Task goal. Print the passage about violence in movies and in real life from "Of course, it" up to and including "is Charlie Sheen.", word for word.

While he shied away from depicting tentacular intimacy between consenting aliens, Cameron had no such qualms about violence. While Avatar isn’t as gory as your standard blockbuster epic, it nonetheless includes many scenes in which both aliens and humans are shot through with arrows, stabbed, half-eaten alive, blown up or otherwise violently treated. The handy IMDb Parents Guide to Avatar reassures concerned readers that although "(m)any people are killed … there really isn’t any blood and only a few deaths are onscreen".

Of course, it is not just at the movies that we see violence accepted as a normal part of life and sex frowned upon and edited out. This contradiction is also apparent insofar as public attitudes to violence against women are concerned.

On Christmas Day last year, a terrified woman named Brooke Mueller phoned 911 to tell them that her husband had grabbed her in a headlock, held a knife to her throat and threatened to kill her. Her husband’s name is Charlie Sheen.

Apart from the loss of his contract endorsing Hanes’ "wife beater" t-shirts (ouch), Sheen’s violent behaviour does not seem to have had a particularly detrimental effect on his career.

(Records)
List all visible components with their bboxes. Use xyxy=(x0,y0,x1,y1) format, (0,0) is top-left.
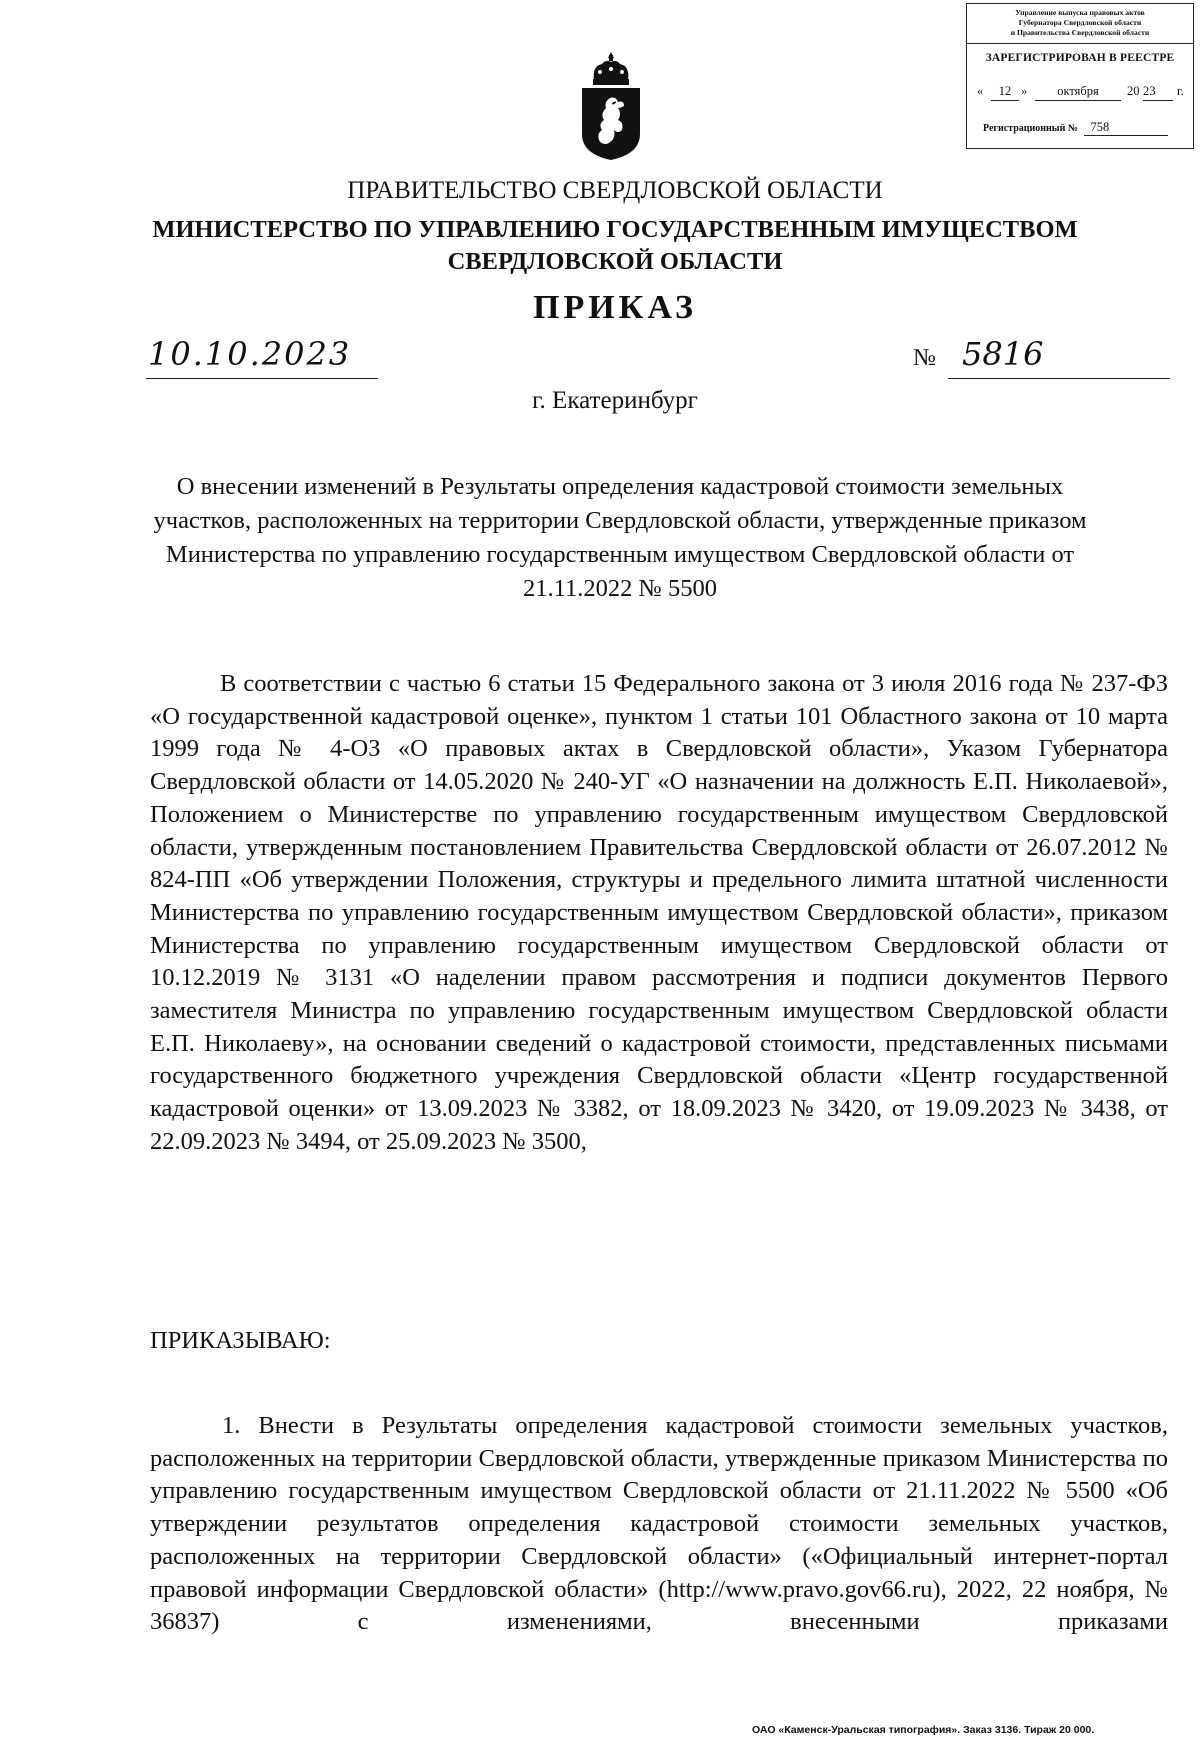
stamp-year-prefix: 20 xyxy=(1127,84,1140,98)
city: г. Екатеринбург xyxy=(532,387,698,414)
order-word: ПРИКАЗЫВАЮ: xyxy=(150,1327,331,1354)
stamp-year-label: г. xyxy=(1177,84,1184,98)
coat-of-arms-icon xyxy=(578,50,644,162)
stamp-month: октября xyxy=(1035,84,1121,101)
stamp-reg-no-sign: № xyxy=(1067,123,1078,134)
stamp-open-quote: « xyxy=(977,84,984,98)
printer-footer: ОАО «Каменск-Уральская типография». Заказ 3136. Тираж 20 000. xyxy=(752,1724,1095,1736)
item-1-paragraph: 1. Внести в Результаты определения кадастровой стоимости земельных участков, расположенных на территории Свердловской области, утвержденные приказом Министерства по управлению государственным имуществом Свердловской области от 21.11.2022 № 5500 «Об утверждении результатов определения кадастровой стоимости земельных участков, расположенных на территории Свердловской области» («Официальный интернет-портал правовой информации Свердловской области» (http://www.pravo.gov66.ru), 2022, 22 ноября, № 36837) с изменениями, внесенными приказами xyxy=(150,1412,1168,1636)
stamp-reg-number-row xyxy=(983,120,1168,136)
document-type-title: ПРИКАЗ xyxy=(533,289,697,326)
ministry-title-line1: МИНИСТЕРСТВО ПО УПРАВЛЕНИЮ ГОСУДАРСТВЕННЫМ ИМУЩЕСТВОМ xyxy=(152,216,1078,243)
ministry-title xyxy=(0,214,1200,278)
stamp-year-suffix: 23 xyxy=(1143,84,1173,101)
stamp-day: 12 xyxy=(991,84,1019,101)
document-subject: О внесении изменений в Результаты определения кадастровой стоимости земельных участков, расположенных на территории Свердловской области, утвержденные приказом Министерства по управлению государственным имуществом Свердловской области от 21.11.2022 № 5500 xyxy=(153,473,1087,602)
document-number: 5816 xyxy=(948,334,1170,379)
document-date: 10.10.2023 xyxy=(146,334,378,379)
stamp-header-line: Губернатора Свердловской области xyxy=(1018,18,1142,27)
stamp-close-quote: » xyxy=(1021,84,1028,98)
ministry-title-line2: СВЕРДЛОВСКОЙ ОБЛАСТИ xyxy=(447,248,783,275)
stamp-header xyxy=(967,4,1193,44)
stamp-reg-number: 758 xyxy=(1084,120,1168,136)
registry-stamp xyxy=(966,3,1194,149)
stamp-reg-label: Регистрационный xyxy=(983,123,1066,134)
number-sign: № xyxy=(913,345,936,371)
stamp-registered-label: ЗАРЕГИСТРИРОВАН В РЕЕСТРЕ xyxy=(985,52,1175,64)
stamp-header-line: Управление выпуска правовых актов xyxy=(1015,8,1145,17)
government-title: ПРАВИТЕЛЬСТВО СВЕРДЛОВСКОЙ ОБЛАСТИ xyxy=(347,177,883,204)
preamble-paragraph: В соответствии с частью 6 статьи 15 Федерального закона от 3 июля 2016 года № 237-ФЗ «О государственной кадастровой оценке», пунктом 1 статьи 101 Областного закона от 10 марта 1999 года № 4-ОЗ «О правовых актах в Свердловской области», Указом Губернатора Свердловской области от 14.05.2020 № 240-УГ «О назначении на должность Е.П. Николаевой», Положением о Министерстве по управлению государственным имуществом Свердловской области, утвержденным постановлением Правительства Свердловской области от 26.07.2012 № 824-ПП «Об утверждении Положения, структуры и предельного лимита штатной численности Министерства по управлению государственным имуществом Свердловской области», приказом Министерства по управлению государственным имуществом Свердловской области от 10.12.2019 № 3131 «О наделении правом рассмотрения и подписи документов Первого заместителя Министра по управлению государственным имуществом Свердловской области Е.П. Николаеву», на основании сведений о кадастровой стоимости, представленных письмами государственного бюджетного учреждения Свердловской области «Центр государственной кадастровой оценки» от 13.09.2023 № 3382, от 18.09.2023 № 3420, от 19.09.2023 № 3438, от 22.09.2023 № 3494, от 25.09.2023 № 3500, xyxy=(150,670,1168,1155)
stamp-header-line: и Правительства Свердловской области xyxy=(1010,28,1150,37)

Correct answer.
Of course, it is not just at the movies that we see violence accepted as a normal part of life and sex frowned upon and edited out. This contradiction is also apparent insofar as public attitudes to violence against women are concerned.

On Christmas Day last year, a terrified woman named Brooke Mueller phoned 911 to tell them that her husband had grabbed her in a headlock, held a knife to her throat and threatened to kill her. Her husband’s name is Charlie Sheen.